## Written instruction
It is required that all of the data be written out exactly.

## Extracted information

-- Begin --

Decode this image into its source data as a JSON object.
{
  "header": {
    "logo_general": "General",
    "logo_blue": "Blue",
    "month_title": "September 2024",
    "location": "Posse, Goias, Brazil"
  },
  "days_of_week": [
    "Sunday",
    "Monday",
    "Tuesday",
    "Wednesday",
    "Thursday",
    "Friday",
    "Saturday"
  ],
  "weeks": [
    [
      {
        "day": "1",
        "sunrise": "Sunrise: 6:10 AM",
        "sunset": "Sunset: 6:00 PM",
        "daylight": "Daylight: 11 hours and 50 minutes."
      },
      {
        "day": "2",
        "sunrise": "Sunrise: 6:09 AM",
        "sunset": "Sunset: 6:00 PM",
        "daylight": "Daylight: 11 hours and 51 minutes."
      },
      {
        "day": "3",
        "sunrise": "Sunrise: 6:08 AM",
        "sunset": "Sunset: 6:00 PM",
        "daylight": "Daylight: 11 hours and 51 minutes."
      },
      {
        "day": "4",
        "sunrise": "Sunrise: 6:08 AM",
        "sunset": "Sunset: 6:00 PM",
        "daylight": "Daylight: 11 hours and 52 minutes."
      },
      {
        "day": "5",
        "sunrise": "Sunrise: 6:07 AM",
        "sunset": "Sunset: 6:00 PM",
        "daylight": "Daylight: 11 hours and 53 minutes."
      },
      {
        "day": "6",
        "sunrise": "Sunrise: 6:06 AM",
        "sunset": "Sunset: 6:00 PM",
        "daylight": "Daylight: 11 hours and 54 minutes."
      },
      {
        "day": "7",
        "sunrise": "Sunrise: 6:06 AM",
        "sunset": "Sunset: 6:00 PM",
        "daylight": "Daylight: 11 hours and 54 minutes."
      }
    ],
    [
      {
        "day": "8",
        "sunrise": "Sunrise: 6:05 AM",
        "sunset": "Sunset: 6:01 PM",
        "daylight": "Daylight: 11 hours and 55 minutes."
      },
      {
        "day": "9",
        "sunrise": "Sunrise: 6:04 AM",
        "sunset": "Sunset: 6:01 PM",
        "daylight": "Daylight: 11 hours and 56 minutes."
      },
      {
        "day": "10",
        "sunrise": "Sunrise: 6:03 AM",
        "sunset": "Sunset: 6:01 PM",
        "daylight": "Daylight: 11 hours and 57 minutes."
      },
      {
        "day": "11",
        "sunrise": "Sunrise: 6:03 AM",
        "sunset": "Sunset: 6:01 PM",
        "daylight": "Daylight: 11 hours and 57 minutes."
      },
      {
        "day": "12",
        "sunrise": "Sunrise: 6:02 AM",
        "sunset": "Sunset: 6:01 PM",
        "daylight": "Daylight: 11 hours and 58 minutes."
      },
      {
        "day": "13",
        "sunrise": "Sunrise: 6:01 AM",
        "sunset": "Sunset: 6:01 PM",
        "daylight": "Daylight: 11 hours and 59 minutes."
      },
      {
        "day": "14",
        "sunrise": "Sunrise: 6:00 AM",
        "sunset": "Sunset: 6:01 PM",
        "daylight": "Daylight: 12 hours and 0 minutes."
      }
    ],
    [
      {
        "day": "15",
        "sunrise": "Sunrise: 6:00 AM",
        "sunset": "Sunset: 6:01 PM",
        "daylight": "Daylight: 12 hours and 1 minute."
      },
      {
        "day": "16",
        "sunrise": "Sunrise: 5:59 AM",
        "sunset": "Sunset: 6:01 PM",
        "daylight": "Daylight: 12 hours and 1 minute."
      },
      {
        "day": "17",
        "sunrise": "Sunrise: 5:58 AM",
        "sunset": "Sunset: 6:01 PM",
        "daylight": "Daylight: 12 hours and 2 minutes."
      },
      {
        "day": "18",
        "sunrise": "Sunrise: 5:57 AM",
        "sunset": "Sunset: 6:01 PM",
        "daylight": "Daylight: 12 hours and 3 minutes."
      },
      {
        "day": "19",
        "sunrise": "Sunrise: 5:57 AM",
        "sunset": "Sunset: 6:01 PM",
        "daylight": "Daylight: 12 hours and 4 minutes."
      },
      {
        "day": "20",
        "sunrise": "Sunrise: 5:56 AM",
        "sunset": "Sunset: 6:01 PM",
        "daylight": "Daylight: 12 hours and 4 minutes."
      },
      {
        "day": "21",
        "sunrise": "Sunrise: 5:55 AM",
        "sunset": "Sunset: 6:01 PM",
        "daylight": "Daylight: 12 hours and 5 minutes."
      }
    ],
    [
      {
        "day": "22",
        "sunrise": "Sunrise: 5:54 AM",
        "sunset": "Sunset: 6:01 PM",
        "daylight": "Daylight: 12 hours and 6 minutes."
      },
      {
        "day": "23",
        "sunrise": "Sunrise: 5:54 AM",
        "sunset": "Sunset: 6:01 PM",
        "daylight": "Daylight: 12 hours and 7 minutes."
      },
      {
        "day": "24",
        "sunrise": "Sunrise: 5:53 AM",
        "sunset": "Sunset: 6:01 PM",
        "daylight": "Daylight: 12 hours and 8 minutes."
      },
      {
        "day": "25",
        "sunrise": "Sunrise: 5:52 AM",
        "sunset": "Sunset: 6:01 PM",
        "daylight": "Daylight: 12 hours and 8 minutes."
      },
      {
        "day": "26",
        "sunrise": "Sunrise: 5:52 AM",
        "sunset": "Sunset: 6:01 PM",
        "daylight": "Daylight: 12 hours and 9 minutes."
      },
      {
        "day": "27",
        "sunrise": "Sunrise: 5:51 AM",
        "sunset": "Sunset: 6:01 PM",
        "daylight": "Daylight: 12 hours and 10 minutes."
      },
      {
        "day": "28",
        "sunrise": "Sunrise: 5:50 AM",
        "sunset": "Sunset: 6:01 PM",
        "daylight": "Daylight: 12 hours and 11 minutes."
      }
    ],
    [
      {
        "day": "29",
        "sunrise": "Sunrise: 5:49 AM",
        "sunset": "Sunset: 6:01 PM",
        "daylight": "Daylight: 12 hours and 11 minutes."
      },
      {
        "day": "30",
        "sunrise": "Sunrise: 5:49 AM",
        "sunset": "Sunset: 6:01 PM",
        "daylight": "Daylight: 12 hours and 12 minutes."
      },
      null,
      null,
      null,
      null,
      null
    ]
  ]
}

-- End --

## Answer below
Decode this image into its source data as a JSON object.
{
  "header": {
    "logo_general": "General",
    "logo_blue": "Blue",
    "month_title": "September 2024",
    "location": "Posse, Goias, Brazil"
  },
  "days_of_week": [
    "Sunday",
    "Monday",
    "Tuesday",
    "Wednesday",
    "Thursday",
    "Friday",
    "Saturday"
  ],
  "weeks": [
    [
      {
        "day": "1",
        "sunrise": "Sunrise: 6:10 AM",
        "sunset": "Sunset: 6:00 PM",
        "daylight": "Daylight: 11 hours and 50 minutes."
      },
      {
        "day": "2",
        "sunrise": "Sunrise: 6:09 AM",
        "sunset": "Sunset: 6:00 PM",
        "daylight": "Daylight: 11 hours and 51 minutes."
      },
      {
        "day": "3",
        "sunrise": "Sunrise: 6:08 AM",
        "sunset": "Sunset: 6:00 PM",
        "daylight": "Daylight: 11 hours and 51 minutes."
      },
      {
        "day": "4",
        "sunrise": "Sunrise: 6:08 AM",
        "sunset": "Sunset: 6:00 PM",
        "daylight": "Daylight: 11 hours and 52 minutes."
      },
      {
        "day": "5",
        "sunrise": "Sunrise: 6:07 AM",
        "sunset": "Sunset: 6:00 PM",
        "daylight": "Daylight: 11 hours and 53 minutes."
      },
      {
        "day": "6",
        "sunrise": "Sunrise: 6:06 AM",
        "sunset": "Sunset: 6:00 PM",
        "daylight": "Daylight: 11 hours and 54 minutes."
      },
      {
        "day": "7",
        "sunrise": "Sunrise: 6:06 AM",
        "sunset": "Sunset: 6:00 PM",
        "daylight": "Daylight: 11 hours and 54 minutes."
      }
    ],
    [
      {
        "day": "8",
        "sunrise": "Sunrise: 6:05 AM",
        "sunset": "Sunset: 6:01 PM",
        "daylight": "Daylight: 11 hours and 55 minutes."
      },
      {
        "day": "9",
        "sunrise": "Sunrise: 6:04 AM",
        "sunset": "Sunset: 6:01 PM",
        "daylight": "Daylight: 11 hours and 56 minutes."
      },
      {
        "day": "10",
        "sunrise": "Sunrise: 6:03 AM",
        "sunset": "Sunset: 6:01 PM",
        "daylight": "Daylight: 11 hours and 57 minutes."
      },
      {
        "day": "11",
        "sunrise": "Sunrise: 6:03 AM",
        "sunset": "Sunset: 6:01 PM",
        "daylight": "Daylight: 11 hours and 57 minutes."
      },
      {
        "day": "12",
        "sunrise": "Sunrise: 6:02 AM",
        "sunset": "Sunset: 6:01 PM",
        "daylight": "Daylight: 11 hours and 58 minutes."
      },
      {
        "day": "13",
        "sunrise": "Sunrise: 6:01 AM",
        "sunset": "Sunset: 6:01 PM",
        "daylight": "Daylight: 11 hours and 59 minutes."
      },
      {
        "day": "14",
        "sunrise": "Sunrise: 6:00 AM",
        "sunset": "Sunset: 6:01 PM",
        "daylight": "Daylight: 12 hours and 0 minutes."
      }
    ],
    [
      {
        "day": "15",
        "sunrise": "Sunrise: 6:00 AM",
        "sunset": "Sunset: 6:01 PM",
        "daylight": "Daylight: 12 hours and 1 minute."
      },
      {
        "day": "16",
        "sunrise": "Sunrise: 5:59 AM",
        "sunset": "Sunset: 6:01 PM",
        "daylight": "Daylight: 12 hours and 1 minute."
      },
      {
        "day": "17",
        "sunrise": "Sunrise: 5:58 AM",
        "sunset": "Sunset: 6:01 PM",
        "daylight": "Daylight: 12 hours and 2 minutes."
      },
      {
        "day": "18",
        "sunrise": "Sunrise: 5:57 AM",
        "sunset": "Sunset: 6:01 PM",
        "daylight": "Daylight: 12 hours and 3 minutes."
      },
      {
        "day": "19",
        "sunrise": "Sunrise: 5:57 AM",
        "sunset": "Sunset: 6:01 PM",
        "daylight": "Daylight: 12 hours and 4 minutes."
      },
      {
        "day": "20",
        "sunrise": "Sunrise: 5:56 AM",
        "sunset": "Sunset: 6:01 PM",
        "daylight": "Daylight: 12 hours and 4 minutes."
      },
      {
        "day": "21",
        "sunrise": "Sunrise: 5:55 AM",
        "sunset": "Sunset: 6:01 PM",
        "daylight": "Daylight: 12 hours and 5 minutes."
      }
    ],
    [
      {
        "day": "22",
        "sunrise": "Sunrise: 5:54 AM",
        "sunset": "Sunset: 6:01 PM",
        "daylight": "Daylight: 12 hours and 6 minutes."
      },
      {
        "day": "23",
        "sunrise": "Sunrise: 5:54 AM",
        "sunset": "Sunset: 6:01 PM",
        "daylight": "Daylight: 12 hours and 7 minutes."
      },
      {
        "day": "24",
        "sunrise": "Sunrise: 5:53 AM",
        "sunset": "Sunset: 6:01 PM",
        "daylight": "Daylight: 12 hours and 8 minutes."
      },
      {
        "day": "25",
        "sunrise": "Sunrise: 5:52 AM",
        "sunset": "Sunset: 6:01 PM",
        "daylight": "Daylight: 12 hours and 8 minutes."
      },
      {
        "day": "26",
        "sunrise": "Sunrise: 5:52 AM",
        "sunset": "Sunset: 6:01 PM",
        "daylight": "Daylight: 12 hours and 9 minutes."
      },
      {
        "day": "27",
        "sunrise": "Sunrise: 5:51 AM",
        "sunset": "Sunset: 6:01 PM",
        "daylight": "Daylight: 12 hours and 10 minutes."
      },
      {
        "day": "28",
        "sunrise": "Sunrise: 5:50 AM",
        "sunset": "Sunset: 6:01 PM",
        "daylight": "Daylight: 12 hours and 11 minutes."
      }
    ],
    [
      {
        "day": "29",
        "sunrise": "Sunrise: 5:49 AM",
        "sunset": "Sunset: 6:01 PM",
        "daylight": "Daylight: 12 hours and 11 minutes."
      },
      {
        "day": "30",
        "sunrise": "Sunrise: 5:49 AM",
        "sunset": "Sunset: 6:01 PM",
        "daylight": "Daylight: 12 hours and 12 minutes."
      },
      null,
      null,
      null,
      null,
      null
    ]
  ]
}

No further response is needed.